**To be done:** Set down every entry word for word. Omit the pictures.

Dataset items:
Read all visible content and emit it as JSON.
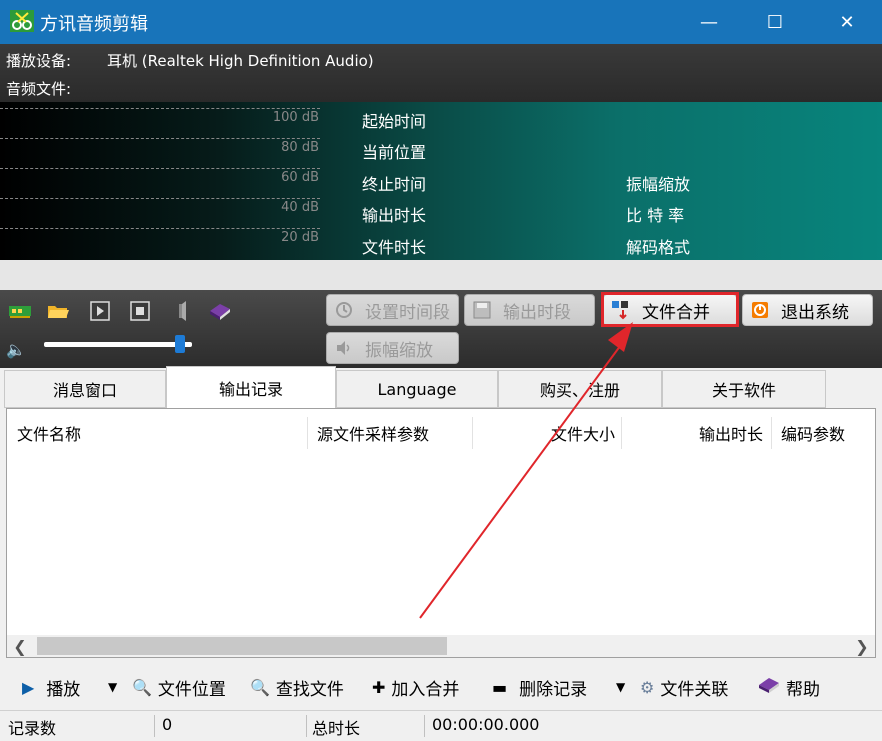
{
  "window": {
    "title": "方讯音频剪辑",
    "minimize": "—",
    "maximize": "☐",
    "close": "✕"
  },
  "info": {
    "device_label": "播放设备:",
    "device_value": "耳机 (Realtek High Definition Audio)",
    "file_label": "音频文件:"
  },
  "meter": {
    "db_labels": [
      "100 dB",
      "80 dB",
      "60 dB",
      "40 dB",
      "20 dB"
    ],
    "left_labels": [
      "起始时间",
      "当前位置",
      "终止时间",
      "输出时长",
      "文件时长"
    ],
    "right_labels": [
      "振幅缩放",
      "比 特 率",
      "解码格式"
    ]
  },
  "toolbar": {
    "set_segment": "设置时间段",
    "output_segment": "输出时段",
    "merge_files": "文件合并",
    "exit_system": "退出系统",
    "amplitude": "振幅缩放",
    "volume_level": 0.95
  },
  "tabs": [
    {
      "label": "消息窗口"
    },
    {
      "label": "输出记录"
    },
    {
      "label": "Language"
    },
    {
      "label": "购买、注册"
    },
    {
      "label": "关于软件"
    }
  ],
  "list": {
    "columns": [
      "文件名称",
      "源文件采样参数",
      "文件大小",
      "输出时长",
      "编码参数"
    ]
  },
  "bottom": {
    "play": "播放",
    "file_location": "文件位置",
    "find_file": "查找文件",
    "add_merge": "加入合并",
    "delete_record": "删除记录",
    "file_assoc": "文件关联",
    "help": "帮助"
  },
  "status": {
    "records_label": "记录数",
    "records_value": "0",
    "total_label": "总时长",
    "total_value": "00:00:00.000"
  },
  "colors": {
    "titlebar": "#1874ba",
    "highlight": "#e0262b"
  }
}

**Output for this task:**
Read all visible content and emit it as JSON.
{
  "window": {
    "title": "方讯音频剪辑",
    "minimize": "—",
    "maximize": "☐",
    "close": "✕"
  },
  "info": {
    "device_label": "播放设备:",
    "device_value": "耳机 (Realtek High Definition Audio)",
    "file_label": "音频文件:"
  },
  "meter": {
    "db_labels": [
      "100 dB",
      "80 dB",
      "60 dB",
      "40 dB",
      "20 dB"
    ],
    "left_labels": [
      "起始时间",
      "当前位置",
      "终止时间",
      "输出时长",
      "文件时长"
    ],
    "right_labels": [
      "振幅缩放",
      "比 特 率",
      "解码格式"
    ]
  },
  "toolbar": {
    "set_segment": "设置时间段",
    "output_segment": "输出时段",
    "merge_files": "文件合并",
    "exit_system": "退出系统",
    "amplitude": "振幅缩放",
    "volume_level": 0.95
  },
  "tabs": [
    {
      "label": "消息窗口"
    },
    {
      "label": "输出记录"
    },
    {
      "label": "Language"
    },
    {
      "label": "购买、注册"
    },
    {
      "label": "关于软件"
    }
  ],
  "list": {
    "columns": [
      "文件名称",
      "源文件采样参数",
      "文件大小",
      "输出时长",
      "编码参数"
    ]
  },
  "bottom": {
    "play": "播放",
    "file_location": "文件位置",
    "find_file": "查找文件",
    "add_merge": "加入合并",
    "delete_record": "删除记录",
    "file_assoc": "文件关联",
    "help": "帮助"
  },
  "status": {
    "records_label": "记录数",
    "records_value": "0",
    "total_label": "总时长",
    "total_value": "00:00:00.000"
  },
  "colors": {
    "titlebar": "#1874ba",
    "highlight": "#e0262b"
  }
}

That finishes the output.